* [TASK OBJECTIVE]: Find how many lines contain the word "road" and state that number alone.

* [ITEMS]:
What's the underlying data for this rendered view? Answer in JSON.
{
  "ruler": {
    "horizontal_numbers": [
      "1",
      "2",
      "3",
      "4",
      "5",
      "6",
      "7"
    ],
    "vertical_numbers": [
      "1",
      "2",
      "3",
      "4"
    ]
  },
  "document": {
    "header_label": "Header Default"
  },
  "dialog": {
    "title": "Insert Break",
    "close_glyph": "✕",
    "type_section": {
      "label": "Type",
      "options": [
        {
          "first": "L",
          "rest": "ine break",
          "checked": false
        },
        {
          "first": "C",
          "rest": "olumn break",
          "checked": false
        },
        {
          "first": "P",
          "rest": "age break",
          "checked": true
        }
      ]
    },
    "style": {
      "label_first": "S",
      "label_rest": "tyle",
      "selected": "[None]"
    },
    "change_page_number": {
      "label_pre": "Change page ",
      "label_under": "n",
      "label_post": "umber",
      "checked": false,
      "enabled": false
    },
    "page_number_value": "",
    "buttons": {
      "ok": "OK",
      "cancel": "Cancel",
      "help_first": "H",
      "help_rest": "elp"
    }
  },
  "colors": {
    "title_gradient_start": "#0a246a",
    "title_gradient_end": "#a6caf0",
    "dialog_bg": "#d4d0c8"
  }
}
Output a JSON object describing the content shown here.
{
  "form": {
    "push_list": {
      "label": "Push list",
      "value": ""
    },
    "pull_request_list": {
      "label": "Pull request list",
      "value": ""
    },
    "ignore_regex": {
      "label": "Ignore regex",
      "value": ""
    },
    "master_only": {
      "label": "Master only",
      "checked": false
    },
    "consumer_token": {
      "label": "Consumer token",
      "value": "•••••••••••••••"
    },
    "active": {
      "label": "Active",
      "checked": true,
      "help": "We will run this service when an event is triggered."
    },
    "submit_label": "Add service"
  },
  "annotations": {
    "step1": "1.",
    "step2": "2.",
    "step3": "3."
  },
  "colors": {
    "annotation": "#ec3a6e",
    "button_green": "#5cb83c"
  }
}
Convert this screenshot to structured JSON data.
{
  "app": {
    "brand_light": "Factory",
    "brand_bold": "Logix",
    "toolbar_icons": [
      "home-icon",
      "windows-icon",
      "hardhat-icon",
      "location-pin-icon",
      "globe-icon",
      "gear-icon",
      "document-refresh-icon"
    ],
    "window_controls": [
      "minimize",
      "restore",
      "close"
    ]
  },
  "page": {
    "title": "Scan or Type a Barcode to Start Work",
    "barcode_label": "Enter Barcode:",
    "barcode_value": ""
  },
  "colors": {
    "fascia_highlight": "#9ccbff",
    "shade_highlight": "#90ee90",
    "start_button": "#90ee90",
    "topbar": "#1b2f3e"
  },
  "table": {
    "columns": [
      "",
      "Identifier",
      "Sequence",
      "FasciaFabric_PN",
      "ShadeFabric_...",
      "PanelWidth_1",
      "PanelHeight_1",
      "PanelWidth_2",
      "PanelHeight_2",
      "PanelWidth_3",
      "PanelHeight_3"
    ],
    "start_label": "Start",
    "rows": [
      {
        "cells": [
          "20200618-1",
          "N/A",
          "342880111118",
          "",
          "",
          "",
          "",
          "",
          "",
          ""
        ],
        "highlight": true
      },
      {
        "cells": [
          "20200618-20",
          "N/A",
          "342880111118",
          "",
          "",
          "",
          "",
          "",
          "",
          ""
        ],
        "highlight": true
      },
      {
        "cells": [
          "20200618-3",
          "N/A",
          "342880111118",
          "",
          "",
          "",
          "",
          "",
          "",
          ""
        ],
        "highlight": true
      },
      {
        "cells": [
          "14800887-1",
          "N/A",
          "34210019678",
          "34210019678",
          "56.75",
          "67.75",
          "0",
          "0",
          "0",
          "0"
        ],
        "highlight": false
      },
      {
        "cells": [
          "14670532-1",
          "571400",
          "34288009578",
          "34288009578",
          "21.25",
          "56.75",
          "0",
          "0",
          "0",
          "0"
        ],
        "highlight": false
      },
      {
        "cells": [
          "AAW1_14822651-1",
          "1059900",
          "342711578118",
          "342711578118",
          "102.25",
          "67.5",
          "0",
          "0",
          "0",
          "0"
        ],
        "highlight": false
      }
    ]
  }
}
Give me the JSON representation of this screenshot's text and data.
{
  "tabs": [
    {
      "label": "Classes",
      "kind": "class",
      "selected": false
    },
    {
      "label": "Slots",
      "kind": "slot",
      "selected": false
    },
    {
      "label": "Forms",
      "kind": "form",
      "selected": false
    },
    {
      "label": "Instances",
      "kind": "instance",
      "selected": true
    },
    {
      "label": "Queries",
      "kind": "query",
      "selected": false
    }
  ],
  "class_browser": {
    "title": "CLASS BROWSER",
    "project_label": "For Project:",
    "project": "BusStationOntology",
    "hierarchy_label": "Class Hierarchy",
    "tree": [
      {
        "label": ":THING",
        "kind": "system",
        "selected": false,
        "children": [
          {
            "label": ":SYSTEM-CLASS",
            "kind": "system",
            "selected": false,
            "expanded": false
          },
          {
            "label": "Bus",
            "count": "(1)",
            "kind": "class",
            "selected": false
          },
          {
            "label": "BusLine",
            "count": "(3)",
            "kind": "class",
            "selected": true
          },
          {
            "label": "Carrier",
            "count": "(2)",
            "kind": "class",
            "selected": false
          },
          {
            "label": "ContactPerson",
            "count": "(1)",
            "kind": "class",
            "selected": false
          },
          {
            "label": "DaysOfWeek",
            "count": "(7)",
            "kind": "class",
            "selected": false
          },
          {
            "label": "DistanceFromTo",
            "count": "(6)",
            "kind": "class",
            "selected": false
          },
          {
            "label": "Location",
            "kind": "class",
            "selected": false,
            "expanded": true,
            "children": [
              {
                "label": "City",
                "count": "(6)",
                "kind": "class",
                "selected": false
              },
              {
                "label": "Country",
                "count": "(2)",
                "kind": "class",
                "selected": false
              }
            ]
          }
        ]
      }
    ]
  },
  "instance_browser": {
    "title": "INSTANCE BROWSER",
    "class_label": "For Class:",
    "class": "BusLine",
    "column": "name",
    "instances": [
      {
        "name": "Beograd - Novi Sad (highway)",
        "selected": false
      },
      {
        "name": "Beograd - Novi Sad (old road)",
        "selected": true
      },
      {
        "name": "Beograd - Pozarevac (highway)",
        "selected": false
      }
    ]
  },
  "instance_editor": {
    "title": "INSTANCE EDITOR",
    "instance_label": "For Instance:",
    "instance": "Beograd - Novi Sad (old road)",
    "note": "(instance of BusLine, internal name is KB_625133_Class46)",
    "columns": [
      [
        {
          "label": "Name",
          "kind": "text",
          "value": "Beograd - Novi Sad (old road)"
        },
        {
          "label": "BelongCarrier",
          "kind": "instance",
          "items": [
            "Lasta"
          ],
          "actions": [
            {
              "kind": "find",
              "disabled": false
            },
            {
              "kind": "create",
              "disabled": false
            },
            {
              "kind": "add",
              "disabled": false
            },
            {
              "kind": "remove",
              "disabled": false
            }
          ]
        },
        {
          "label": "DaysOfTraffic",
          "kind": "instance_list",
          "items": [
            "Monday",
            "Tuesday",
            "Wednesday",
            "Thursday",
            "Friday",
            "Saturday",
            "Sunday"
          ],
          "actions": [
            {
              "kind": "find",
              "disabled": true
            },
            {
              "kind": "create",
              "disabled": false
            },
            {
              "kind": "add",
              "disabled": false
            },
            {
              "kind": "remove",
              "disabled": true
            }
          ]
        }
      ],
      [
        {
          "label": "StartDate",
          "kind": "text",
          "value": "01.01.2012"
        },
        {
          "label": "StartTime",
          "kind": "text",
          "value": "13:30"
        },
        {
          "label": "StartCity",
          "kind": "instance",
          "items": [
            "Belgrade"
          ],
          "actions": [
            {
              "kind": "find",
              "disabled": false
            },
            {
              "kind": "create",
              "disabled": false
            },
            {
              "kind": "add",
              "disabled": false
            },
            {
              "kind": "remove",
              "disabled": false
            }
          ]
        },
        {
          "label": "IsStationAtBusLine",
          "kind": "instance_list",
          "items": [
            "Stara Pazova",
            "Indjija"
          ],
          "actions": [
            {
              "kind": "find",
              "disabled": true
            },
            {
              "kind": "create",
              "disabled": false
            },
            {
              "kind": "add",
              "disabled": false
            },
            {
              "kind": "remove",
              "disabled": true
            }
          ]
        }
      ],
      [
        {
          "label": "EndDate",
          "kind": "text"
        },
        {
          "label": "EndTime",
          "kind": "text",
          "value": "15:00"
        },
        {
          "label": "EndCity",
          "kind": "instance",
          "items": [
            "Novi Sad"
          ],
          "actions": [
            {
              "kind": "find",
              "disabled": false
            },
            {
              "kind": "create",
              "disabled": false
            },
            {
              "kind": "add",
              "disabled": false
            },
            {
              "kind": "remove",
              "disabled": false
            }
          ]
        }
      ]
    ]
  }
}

* [ANSWER TO THE EXERCISE]: 3